• Exercise directions
Can you retype only the lines from the one with "Type out the text in this image." through the final line of the material, exactly as given?

• Entries shown
## begin
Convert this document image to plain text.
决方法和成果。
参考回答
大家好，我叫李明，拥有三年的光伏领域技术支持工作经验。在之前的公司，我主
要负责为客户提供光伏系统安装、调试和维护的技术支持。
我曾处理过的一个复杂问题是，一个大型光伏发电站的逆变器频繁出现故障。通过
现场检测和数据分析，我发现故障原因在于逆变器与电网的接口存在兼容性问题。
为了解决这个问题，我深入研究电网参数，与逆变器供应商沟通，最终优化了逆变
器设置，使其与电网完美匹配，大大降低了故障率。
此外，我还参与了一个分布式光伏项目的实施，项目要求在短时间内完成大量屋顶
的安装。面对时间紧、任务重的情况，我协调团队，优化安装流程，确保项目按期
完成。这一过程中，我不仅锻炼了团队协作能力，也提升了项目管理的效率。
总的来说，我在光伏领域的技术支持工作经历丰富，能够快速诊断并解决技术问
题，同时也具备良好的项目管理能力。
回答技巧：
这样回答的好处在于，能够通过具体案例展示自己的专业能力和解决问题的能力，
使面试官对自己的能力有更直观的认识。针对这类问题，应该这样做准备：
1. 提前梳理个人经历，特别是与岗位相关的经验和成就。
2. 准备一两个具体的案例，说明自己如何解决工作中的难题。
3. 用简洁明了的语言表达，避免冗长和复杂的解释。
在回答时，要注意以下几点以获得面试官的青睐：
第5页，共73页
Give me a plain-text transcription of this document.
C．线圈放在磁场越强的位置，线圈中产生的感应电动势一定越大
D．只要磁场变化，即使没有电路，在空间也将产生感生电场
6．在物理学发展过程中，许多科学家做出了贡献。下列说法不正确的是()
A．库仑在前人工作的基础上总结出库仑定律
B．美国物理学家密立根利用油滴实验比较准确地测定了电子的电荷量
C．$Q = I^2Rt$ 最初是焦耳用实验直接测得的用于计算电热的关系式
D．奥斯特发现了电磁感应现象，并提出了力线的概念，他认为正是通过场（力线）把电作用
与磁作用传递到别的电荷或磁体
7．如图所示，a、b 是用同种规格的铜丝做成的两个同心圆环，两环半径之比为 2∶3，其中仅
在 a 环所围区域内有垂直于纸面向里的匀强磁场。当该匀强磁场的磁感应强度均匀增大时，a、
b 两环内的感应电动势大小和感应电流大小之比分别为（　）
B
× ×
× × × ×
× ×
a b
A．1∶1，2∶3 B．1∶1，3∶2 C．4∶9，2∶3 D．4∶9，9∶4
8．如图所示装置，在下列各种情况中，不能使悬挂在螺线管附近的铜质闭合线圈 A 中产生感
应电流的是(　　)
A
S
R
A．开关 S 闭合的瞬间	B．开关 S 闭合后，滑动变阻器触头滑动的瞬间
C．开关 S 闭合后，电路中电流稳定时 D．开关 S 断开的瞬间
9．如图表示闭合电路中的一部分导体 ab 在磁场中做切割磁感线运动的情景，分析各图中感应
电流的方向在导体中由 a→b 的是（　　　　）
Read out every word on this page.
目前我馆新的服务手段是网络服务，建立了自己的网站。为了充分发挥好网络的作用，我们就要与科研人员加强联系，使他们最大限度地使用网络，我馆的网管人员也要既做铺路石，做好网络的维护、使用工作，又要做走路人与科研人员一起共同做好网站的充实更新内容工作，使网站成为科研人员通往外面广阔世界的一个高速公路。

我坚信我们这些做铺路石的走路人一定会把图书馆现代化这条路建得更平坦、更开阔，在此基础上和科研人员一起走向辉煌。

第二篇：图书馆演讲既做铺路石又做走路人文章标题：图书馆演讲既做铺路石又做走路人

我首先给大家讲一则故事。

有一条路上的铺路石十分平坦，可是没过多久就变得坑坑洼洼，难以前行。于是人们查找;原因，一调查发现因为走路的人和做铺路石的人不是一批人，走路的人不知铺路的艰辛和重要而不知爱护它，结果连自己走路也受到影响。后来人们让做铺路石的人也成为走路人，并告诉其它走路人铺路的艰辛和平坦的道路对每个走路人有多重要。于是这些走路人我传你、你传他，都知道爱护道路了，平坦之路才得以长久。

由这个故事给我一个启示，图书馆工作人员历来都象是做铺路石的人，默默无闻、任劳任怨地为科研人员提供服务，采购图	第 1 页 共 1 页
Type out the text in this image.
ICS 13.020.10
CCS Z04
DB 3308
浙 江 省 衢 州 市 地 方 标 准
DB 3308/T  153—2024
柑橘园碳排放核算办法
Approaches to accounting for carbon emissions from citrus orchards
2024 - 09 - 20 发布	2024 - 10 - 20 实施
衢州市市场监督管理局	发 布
## end
• The result
Type out the text in this image.
ICS 13.020.10
CCS Z04
DB 3308
浙 江 省 衢 州 市 地 方 标 准
DB 3308/T  153—2024
柑橘园碳排放核算办法
Approaches to accounting for carbon emissions from citrus orchards
2024 - 09 - 20 发布	2024 - 10 - 20 实施
衢州市市场监督管理局	发 布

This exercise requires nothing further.